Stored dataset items
——

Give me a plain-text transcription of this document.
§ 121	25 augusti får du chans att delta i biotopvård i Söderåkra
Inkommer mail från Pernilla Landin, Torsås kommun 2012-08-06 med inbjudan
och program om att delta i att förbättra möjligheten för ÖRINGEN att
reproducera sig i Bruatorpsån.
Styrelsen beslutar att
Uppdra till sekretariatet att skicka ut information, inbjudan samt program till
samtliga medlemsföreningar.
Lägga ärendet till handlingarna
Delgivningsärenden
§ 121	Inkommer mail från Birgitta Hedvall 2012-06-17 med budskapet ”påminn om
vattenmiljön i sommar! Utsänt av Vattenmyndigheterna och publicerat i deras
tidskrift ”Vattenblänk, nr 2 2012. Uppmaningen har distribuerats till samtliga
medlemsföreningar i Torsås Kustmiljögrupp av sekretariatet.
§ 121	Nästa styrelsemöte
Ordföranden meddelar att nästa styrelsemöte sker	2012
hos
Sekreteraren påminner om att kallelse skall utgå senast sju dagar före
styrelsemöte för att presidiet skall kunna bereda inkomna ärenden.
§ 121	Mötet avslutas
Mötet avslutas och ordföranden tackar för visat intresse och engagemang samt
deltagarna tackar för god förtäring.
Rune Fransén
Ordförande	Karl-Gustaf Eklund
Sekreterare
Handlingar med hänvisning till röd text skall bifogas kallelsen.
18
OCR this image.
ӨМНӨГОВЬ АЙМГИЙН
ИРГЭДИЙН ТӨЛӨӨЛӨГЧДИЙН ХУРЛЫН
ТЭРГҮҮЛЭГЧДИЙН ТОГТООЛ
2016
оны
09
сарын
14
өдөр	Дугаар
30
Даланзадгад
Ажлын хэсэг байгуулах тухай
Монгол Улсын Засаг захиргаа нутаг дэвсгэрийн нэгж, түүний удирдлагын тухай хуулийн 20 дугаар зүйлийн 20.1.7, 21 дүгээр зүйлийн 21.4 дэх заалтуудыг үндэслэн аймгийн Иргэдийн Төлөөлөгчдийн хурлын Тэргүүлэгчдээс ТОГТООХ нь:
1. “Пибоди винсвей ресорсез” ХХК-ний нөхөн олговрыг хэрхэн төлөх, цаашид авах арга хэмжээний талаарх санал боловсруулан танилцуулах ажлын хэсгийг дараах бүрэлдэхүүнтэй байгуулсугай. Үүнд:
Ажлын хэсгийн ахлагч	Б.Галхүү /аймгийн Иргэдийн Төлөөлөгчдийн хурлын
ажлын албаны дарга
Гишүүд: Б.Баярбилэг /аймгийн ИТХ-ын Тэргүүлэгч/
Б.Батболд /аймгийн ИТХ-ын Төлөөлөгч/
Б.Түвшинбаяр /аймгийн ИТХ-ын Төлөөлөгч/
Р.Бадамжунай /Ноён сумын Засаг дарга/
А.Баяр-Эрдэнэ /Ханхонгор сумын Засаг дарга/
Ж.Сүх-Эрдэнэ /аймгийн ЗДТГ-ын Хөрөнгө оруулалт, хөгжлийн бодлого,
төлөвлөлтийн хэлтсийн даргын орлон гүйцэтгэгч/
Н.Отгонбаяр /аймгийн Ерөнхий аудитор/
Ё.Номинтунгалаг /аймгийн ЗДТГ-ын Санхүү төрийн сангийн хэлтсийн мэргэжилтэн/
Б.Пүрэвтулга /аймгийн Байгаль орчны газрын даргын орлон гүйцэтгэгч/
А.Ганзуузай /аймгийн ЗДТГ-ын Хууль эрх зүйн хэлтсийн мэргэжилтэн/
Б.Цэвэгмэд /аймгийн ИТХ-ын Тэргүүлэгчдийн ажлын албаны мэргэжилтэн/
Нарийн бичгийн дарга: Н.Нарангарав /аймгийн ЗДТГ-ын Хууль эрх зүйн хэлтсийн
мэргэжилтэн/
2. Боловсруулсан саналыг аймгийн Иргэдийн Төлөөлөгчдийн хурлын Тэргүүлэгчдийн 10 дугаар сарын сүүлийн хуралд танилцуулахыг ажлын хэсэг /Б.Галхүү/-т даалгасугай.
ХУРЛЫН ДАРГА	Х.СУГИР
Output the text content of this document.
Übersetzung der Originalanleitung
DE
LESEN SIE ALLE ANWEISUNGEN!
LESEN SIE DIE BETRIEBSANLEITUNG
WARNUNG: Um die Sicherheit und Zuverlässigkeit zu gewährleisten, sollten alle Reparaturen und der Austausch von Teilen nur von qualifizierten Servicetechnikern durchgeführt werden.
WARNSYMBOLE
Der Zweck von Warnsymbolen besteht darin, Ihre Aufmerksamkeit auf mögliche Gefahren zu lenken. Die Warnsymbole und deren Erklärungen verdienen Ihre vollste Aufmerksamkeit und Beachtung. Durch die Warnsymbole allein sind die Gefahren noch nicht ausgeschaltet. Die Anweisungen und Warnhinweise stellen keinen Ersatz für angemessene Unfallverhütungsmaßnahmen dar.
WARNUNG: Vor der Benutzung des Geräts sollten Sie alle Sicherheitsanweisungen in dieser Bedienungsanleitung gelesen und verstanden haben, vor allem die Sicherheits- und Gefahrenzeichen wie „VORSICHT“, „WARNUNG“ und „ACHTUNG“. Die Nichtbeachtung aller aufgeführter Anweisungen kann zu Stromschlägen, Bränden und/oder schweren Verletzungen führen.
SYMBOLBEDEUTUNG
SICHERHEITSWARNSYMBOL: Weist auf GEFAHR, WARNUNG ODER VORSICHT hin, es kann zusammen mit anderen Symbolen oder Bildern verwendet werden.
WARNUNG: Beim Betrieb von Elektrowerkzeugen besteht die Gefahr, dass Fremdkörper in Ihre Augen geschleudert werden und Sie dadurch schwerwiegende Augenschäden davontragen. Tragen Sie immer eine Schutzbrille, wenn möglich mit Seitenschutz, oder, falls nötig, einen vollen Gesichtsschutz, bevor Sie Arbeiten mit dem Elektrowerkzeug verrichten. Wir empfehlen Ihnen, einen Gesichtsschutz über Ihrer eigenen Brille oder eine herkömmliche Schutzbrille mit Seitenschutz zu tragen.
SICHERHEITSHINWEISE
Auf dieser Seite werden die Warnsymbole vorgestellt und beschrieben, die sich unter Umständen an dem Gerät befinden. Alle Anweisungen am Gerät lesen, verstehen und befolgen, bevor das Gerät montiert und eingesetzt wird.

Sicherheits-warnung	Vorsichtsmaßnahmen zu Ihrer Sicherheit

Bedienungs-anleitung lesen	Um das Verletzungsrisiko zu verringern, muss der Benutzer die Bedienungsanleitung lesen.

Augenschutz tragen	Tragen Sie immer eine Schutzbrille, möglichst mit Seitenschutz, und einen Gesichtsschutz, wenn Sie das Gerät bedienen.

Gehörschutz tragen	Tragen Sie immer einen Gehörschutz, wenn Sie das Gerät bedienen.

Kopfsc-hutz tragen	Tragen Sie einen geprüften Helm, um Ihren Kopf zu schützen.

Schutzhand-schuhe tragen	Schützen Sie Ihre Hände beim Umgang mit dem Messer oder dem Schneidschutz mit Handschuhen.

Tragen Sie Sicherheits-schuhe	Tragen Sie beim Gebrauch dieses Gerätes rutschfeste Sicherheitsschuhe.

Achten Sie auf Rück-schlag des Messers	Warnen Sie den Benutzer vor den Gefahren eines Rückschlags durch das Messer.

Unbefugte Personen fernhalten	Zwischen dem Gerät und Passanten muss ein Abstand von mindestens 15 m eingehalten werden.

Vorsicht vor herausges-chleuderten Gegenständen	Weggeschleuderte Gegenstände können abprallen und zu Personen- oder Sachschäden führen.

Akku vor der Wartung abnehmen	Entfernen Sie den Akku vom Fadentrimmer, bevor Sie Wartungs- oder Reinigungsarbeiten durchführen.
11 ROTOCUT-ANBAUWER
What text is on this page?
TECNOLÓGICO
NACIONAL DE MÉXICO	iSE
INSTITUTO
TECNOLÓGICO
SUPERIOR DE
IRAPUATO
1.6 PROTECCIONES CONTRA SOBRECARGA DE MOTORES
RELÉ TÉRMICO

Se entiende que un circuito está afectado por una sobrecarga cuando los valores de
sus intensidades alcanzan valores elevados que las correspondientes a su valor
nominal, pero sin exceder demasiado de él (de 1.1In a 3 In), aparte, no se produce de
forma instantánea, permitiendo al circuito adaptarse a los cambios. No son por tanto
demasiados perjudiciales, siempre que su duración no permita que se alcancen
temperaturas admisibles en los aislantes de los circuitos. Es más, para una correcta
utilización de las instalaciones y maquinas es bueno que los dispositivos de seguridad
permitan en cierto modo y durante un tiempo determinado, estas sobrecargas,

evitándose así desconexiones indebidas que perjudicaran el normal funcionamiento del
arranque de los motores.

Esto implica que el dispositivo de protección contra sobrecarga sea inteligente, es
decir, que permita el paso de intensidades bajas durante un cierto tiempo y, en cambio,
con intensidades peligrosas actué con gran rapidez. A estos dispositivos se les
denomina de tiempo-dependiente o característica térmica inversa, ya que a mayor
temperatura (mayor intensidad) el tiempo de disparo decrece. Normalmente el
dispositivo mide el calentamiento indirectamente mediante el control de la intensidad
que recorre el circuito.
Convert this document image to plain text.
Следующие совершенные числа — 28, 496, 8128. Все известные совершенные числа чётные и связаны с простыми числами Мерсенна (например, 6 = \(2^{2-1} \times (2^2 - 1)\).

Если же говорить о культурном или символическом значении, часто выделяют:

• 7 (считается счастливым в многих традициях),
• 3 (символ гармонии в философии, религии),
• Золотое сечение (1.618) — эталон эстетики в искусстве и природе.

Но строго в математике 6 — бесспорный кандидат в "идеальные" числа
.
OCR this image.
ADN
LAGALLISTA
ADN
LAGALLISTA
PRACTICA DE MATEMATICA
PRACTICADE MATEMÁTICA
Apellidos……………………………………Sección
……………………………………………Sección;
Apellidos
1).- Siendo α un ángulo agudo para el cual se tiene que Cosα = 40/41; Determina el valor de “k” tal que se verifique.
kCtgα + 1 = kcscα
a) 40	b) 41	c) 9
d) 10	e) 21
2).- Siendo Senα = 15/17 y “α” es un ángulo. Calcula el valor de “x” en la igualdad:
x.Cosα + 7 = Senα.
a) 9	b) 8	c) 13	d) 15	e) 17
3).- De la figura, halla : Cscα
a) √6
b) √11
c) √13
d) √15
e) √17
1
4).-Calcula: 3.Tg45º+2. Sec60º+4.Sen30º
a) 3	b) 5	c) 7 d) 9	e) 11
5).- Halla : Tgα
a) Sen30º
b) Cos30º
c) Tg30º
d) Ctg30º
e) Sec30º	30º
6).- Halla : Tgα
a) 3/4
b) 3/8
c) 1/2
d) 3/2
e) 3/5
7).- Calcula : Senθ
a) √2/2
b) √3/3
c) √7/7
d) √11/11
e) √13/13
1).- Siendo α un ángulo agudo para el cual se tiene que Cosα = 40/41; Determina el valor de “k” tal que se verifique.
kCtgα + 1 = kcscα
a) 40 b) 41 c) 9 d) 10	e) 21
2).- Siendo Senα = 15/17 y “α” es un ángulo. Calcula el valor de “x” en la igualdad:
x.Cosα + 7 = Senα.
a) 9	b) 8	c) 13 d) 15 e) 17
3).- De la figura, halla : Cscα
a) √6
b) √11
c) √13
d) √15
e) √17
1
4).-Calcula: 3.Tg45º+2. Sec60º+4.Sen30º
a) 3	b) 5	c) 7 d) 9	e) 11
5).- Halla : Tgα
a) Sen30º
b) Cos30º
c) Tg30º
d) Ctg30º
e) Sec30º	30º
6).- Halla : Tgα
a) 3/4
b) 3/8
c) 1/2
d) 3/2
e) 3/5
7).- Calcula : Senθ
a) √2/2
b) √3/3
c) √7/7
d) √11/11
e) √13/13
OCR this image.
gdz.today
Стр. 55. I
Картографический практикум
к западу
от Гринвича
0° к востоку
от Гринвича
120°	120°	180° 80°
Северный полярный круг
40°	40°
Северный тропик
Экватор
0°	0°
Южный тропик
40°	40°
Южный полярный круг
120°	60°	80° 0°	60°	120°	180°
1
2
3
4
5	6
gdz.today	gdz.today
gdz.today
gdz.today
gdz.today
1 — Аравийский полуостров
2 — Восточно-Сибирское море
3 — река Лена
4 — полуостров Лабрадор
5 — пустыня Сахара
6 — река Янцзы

——

> [DIRECTIONS] Pull out each line of the records holding the string "kann".

> [ANSWER]
WARNUNG: Vor der Benutzung des Geräts sollten Sie alle Sicherheitsanweisungen in dieser Bedienungsanleitung gelesen und verstanden haben, vor allem die Sicherheits- und Gefahrenzeichen wie „VORSICHT“, „WARNUNG“ und „ACHTUNG“. Die Nichtbeachtung aller aufgeführter Anweisungen kann zu Stromschlägen, Bränden und/oder schweren Verletzungen führen.
SICHERHEITSWARNSYMBOL: Weist auf GEFAHR, WARNUNG ODER VORSICHT hin, es kann zusammen mit anderen Symbolen oder Bildern verwendet werden.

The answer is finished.